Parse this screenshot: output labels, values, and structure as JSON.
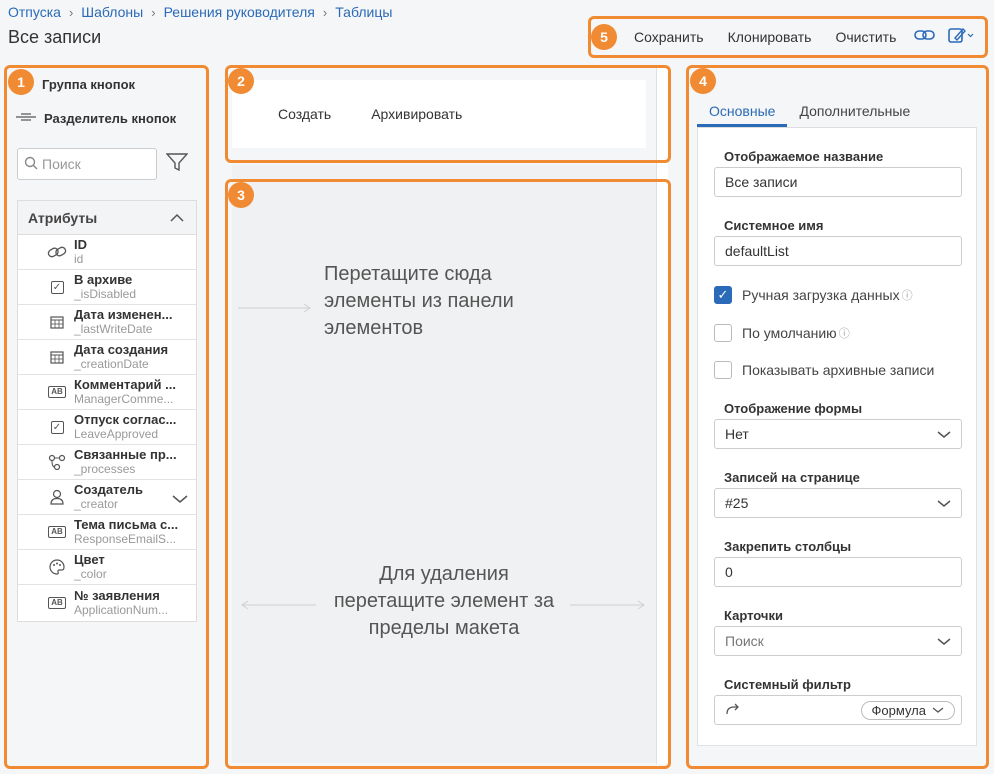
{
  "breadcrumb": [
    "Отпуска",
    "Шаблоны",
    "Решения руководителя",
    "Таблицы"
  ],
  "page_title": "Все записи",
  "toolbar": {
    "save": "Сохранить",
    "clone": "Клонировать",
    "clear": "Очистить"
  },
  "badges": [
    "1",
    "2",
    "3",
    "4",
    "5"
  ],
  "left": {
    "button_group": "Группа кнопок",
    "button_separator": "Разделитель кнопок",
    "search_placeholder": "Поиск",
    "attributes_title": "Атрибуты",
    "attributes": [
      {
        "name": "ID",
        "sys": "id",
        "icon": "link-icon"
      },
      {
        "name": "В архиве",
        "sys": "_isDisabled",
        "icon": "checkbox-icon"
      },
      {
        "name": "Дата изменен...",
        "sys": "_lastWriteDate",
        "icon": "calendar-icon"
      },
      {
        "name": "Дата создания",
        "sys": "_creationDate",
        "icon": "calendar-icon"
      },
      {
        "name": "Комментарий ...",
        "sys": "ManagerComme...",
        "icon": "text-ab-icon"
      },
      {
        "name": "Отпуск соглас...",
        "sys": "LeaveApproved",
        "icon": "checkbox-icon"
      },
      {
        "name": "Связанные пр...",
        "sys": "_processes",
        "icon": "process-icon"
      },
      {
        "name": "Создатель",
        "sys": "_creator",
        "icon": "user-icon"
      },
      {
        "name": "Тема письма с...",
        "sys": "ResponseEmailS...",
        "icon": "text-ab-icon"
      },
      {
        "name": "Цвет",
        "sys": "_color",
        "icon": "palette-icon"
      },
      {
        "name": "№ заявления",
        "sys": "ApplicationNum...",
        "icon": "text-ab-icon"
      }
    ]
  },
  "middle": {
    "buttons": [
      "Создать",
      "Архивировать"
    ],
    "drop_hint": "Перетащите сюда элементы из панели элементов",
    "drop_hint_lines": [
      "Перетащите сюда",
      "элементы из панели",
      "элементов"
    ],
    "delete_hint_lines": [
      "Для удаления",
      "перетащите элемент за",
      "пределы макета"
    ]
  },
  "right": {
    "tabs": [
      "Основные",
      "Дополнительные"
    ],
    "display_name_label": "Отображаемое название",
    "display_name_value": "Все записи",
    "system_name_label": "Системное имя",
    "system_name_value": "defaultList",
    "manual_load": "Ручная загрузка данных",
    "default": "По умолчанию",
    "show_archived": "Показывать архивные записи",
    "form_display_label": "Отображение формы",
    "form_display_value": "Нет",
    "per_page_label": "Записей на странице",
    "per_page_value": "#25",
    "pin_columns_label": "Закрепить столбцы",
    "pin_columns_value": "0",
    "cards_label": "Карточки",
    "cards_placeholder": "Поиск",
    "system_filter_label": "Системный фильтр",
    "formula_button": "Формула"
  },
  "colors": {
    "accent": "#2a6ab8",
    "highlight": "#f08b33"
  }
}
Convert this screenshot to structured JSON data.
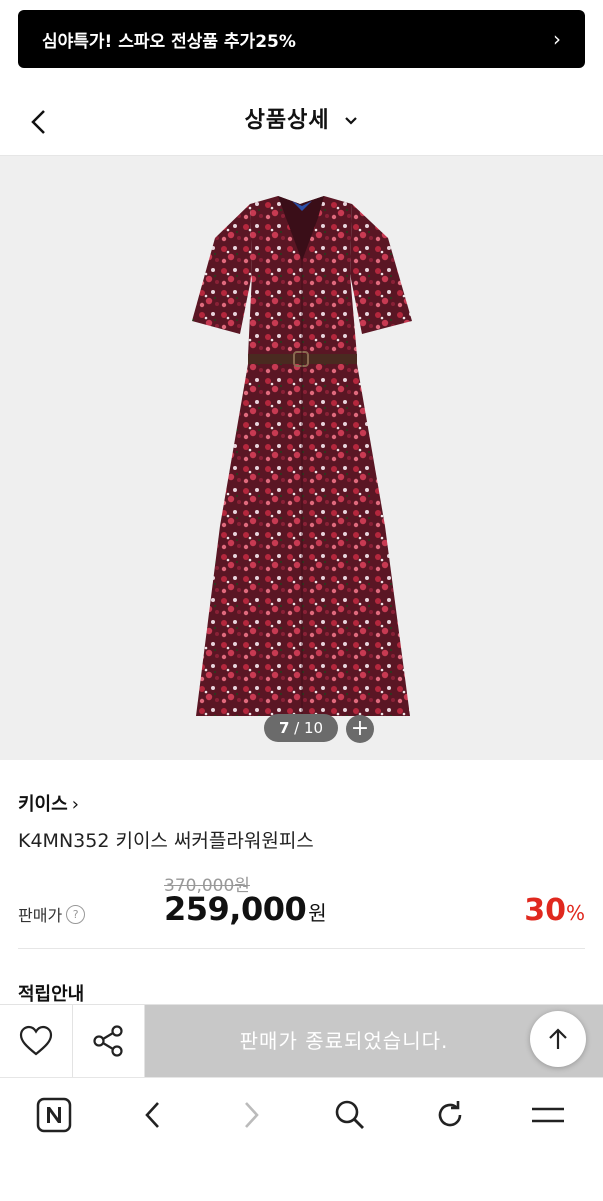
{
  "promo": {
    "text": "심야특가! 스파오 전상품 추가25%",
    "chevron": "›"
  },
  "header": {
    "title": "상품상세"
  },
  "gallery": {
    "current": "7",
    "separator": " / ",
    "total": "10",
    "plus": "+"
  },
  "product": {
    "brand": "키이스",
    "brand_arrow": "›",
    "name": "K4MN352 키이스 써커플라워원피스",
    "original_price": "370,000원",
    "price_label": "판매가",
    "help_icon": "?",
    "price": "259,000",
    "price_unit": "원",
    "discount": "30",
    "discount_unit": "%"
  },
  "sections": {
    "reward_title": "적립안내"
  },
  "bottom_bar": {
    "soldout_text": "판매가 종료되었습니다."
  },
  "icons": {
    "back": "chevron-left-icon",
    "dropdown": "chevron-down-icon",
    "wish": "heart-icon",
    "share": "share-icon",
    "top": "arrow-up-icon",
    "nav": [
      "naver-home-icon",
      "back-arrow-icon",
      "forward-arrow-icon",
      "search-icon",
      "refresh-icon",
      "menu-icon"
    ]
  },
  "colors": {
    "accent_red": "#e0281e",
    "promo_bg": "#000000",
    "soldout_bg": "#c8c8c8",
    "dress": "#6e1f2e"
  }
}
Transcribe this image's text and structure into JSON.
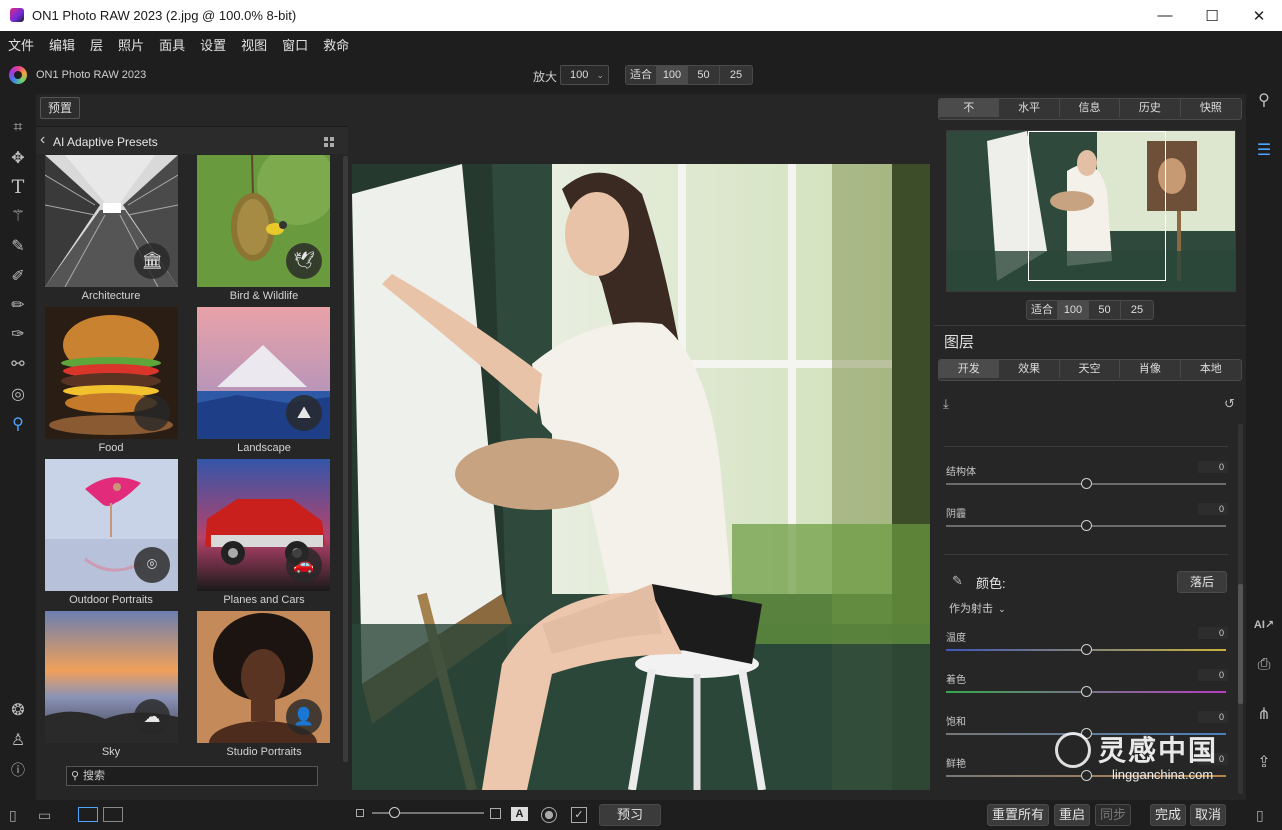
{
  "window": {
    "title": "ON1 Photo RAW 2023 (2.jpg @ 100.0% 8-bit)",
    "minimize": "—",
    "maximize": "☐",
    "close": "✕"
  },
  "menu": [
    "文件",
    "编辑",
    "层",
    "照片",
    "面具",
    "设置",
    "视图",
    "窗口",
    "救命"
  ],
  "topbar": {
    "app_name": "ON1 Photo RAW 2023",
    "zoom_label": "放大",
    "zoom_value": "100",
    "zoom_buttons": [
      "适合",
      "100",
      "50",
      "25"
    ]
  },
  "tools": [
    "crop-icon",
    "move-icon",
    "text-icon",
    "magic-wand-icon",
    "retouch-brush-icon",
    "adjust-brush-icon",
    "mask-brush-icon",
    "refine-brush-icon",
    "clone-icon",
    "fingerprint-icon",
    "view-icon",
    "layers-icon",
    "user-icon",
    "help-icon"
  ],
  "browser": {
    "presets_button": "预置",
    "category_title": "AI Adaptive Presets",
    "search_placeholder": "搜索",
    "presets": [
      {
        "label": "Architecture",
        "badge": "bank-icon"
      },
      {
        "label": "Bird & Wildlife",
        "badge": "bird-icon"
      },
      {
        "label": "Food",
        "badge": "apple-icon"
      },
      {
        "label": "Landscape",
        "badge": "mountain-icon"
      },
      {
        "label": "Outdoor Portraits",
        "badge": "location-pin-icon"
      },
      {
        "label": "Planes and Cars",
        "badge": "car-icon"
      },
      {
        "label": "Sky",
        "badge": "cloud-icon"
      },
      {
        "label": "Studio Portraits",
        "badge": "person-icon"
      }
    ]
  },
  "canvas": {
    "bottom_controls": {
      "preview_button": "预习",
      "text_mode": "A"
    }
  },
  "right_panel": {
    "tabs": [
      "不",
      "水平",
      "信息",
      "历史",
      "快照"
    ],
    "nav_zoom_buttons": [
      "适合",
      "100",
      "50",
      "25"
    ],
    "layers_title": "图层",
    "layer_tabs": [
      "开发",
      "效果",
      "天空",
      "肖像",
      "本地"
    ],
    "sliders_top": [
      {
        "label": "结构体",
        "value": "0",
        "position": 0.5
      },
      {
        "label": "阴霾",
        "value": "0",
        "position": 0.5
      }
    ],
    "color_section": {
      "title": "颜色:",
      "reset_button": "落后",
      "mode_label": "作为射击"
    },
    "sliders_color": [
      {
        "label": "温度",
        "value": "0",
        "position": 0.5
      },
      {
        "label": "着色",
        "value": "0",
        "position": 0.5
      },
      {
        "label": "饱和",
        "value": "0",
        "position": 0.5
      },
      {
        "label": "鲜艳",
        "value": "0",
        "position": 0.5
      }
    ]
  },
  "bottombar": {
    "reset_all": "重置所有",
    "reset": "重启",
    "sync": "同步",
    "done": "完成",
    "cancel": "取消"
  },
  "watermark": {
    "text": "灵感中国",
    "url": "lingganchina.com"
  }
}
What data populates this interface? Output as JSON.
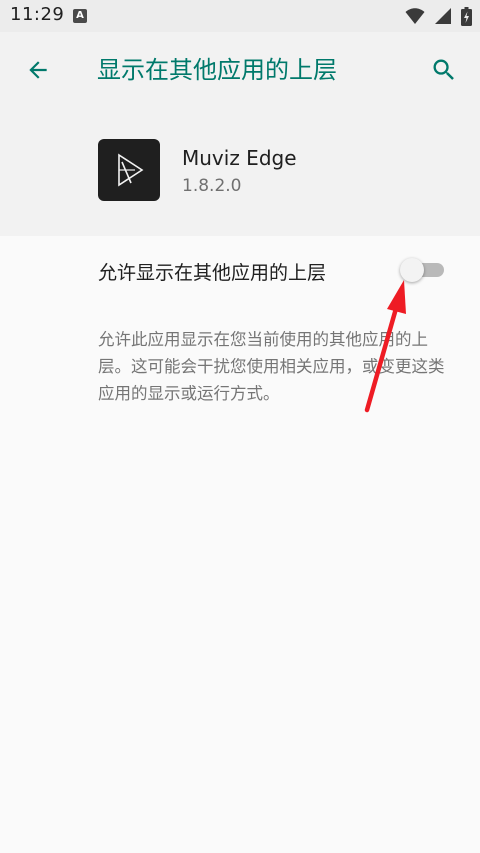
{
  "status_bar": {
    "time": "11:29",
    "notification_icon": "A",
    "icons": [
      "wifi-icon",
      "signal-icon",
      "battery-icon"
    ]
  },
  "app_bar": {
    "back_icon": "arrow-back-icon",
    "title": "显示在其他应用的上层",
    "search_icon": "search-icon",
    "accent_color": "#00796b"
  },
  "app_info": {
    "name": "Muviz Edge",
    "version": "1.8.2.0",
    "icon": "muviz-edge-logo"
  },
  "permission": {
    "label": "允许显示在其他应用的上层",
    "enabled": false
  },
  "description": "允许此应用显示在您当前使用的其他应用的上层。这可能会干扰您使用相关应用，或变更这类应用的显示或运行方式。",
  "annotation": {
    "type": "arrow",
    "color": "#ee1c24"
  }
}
..........
> _Your task_:
How many of the lines above include the string "data"? Answer with the number only.

> _Correct output_:
2